◆ WHAT THE TASK ASKS ◆
In the listing below, find every line with the string "understanding" and pull it out.

Collected data entries
'''
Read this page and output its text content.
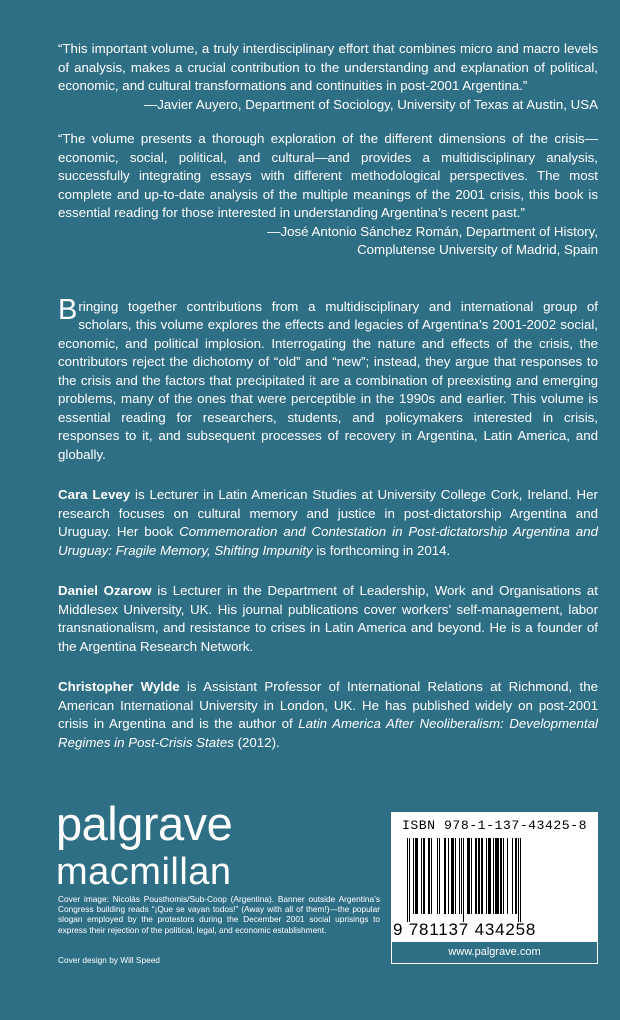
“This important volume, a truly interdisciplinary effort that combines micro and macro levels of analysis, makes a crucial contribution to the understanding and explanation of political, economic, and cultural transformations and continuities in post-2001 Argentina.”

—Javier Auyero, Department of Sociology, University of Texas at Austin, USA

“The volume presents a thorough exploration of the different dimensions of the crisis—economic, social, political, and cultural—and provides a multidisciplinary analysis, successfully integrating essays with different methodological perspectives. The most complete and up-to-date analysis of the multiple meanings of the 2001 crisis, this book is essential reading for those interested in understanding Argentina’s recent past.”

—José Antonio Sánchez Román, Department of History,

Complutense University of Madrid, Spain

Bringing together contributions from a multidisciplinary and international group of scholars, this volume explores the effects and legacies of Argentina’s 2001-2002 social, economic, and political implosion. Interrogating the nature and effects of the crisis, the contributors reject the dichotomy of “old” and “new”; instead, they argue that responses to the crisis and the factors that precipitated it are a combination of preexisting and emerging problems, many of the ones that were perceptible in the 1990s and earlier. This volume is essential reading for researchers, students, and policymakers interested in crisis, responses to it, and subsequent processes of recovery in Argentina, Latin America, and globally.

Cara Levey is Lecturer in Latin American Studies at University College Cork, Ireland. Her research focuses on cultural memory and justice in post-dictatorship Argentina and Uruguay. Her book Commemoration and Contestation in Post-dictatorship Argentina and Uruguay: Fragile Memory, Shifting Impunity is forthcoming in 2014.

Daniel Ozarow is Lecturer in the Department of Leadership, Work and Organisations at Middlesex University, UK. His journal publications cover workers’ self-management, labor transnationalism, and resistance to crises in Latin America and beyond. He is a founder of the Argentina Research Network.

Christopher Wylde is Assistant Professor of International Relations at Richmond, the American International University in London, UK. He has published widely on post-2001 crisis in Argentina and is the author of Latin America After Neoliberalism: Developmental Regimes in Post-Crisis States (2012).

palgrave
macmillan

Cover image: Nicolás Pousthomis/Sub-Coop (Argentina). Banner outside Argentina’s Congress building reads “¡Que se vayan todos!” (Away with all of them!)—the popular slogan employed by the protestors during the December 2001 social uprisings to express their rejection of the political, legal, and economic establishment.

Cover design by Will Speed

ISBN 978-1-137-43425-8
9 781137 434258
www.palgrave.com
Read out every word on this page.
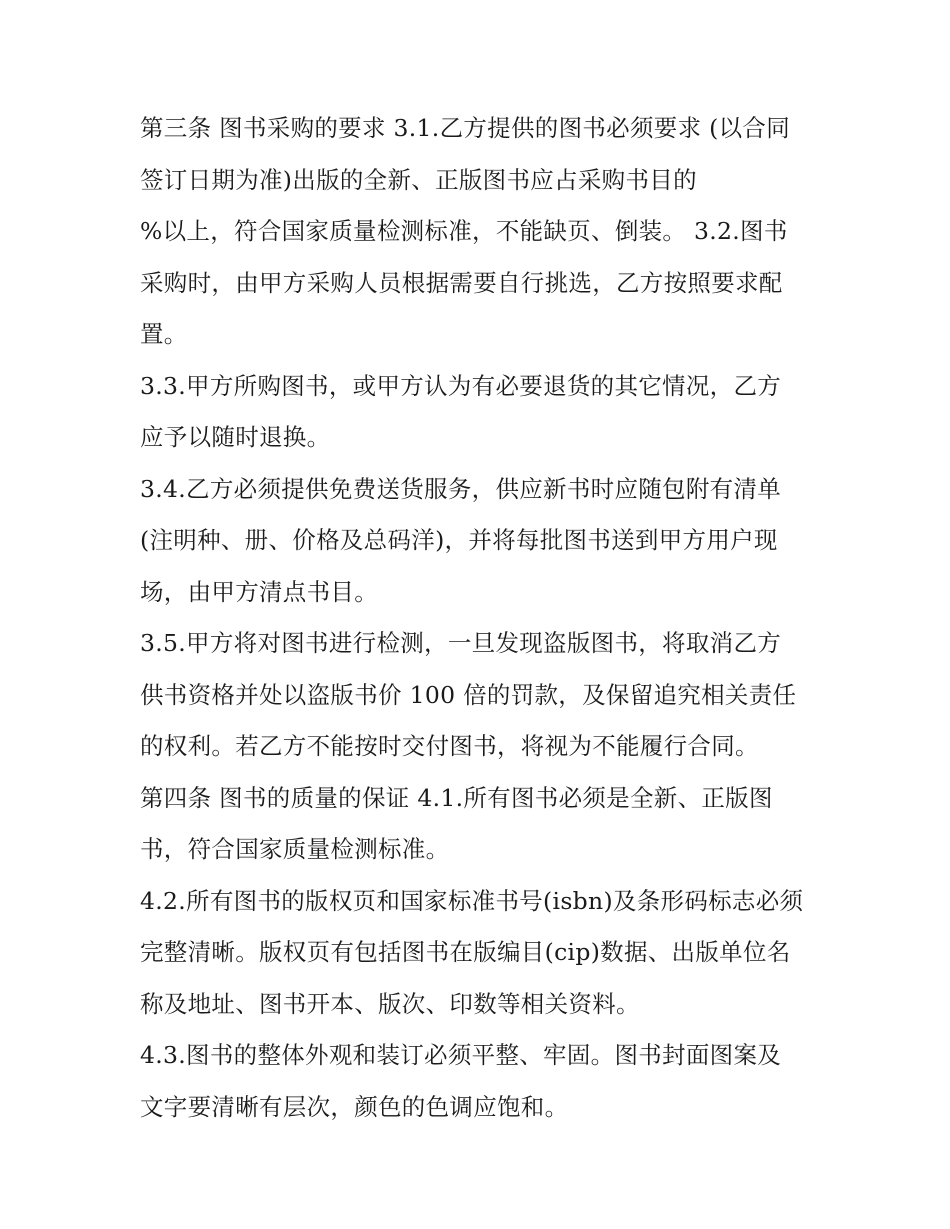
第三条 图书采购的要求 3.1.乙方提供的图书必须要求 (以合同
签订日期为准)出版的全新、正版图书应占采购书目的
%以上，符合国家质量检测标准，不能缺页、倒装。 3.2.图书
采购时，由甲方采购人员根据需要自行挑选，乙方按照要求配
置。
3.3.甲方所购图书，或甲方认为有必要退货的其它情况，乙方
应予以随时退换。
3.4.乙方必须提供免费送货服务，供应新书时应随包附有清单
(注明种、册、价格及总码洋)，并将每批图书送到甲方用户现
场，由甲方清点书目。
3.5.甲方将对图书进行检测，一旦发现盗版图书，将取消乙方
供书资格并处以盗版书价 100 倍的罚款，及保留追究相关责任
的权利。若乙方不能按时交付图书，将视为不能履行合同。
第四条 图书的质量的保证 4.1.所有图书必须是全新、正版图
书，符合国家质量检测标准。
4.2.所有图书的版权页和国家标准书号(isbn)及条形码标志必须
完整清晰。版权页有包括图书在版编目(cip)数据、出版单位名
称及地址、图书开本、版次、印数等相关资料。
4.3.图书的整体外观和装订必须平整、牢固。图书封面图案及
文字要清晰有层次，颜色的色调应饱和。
'''
'''
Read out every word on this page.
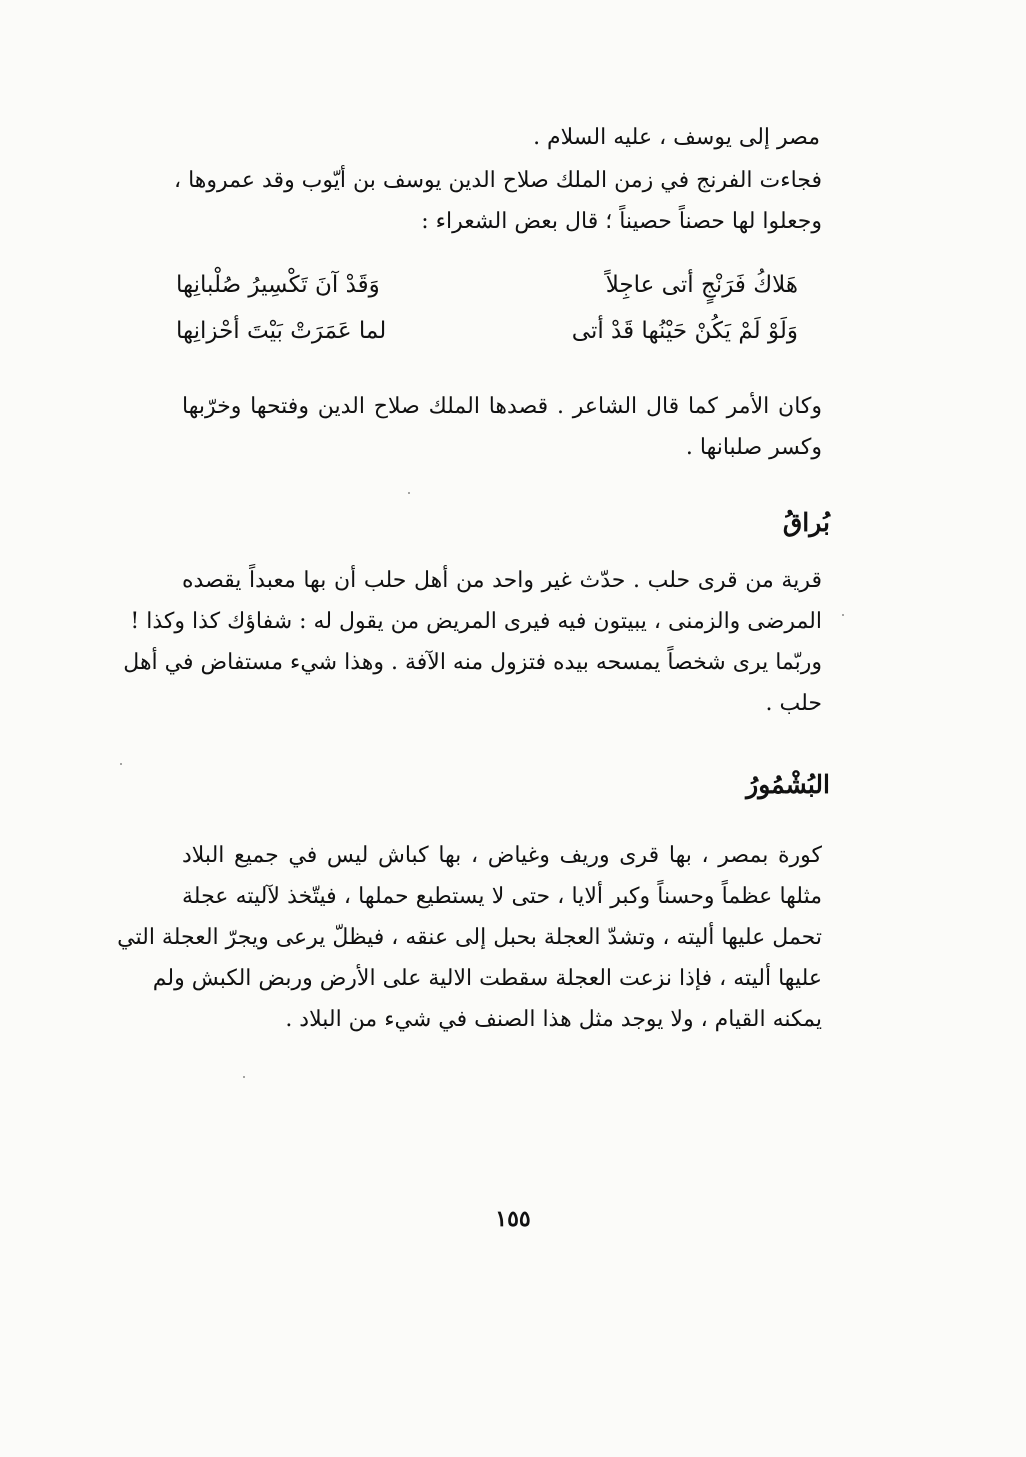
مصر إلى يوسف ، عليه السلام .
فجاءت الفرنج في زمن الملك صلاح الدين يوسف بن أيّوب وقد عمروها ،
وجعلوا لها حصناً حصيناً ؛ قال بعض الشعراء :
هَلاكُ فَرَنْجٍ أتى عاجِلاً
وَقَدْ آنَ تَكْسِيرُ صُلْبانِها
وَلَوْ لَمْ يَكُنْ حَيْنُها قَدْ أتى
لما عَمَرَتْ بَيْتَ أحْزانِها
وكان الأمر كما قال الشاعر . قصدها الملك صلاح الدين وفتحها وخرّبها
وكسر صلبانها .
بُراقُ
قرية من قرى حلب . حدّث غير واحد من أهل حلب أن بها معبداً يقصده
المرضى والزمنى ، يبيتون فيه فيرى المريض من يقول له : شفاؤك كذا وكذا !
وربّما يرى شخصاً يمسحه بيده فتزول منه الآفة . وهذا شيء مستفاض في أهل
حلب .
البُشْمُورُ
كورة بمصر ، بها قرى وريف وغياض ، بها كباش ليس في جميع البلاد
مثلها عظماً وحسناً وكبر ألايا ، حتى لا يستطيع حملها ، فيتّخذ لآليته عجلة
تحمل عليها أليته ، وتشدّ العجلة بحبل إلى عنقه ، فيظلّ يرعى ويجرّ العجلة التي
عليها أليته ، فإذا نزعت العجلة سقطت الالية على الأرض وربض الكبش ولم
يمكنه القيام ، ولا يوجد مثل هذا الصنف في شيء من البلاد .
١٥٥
'''
◆ EXERCISE ANSWER ◆
“This important volume, a truly interdisciplinary effort that combines micro and macro levels of analysis, makes a crucial contribution to the understanding and explanation of political, economic, and cultural transformations and continuities in post-2001 Argentina.”
“The volume presents a thorough exploration of the different dimensions of the crisis—economic, social, political, and cultural—and provides a multidisciplinary analysis, successfully integrating essays with different methodological perspectives. The most complete and up-to-date analysis of the multiple meanings of the 2001 crisis, this book is essential reading for those interested in understanding Argentina’s recent past.”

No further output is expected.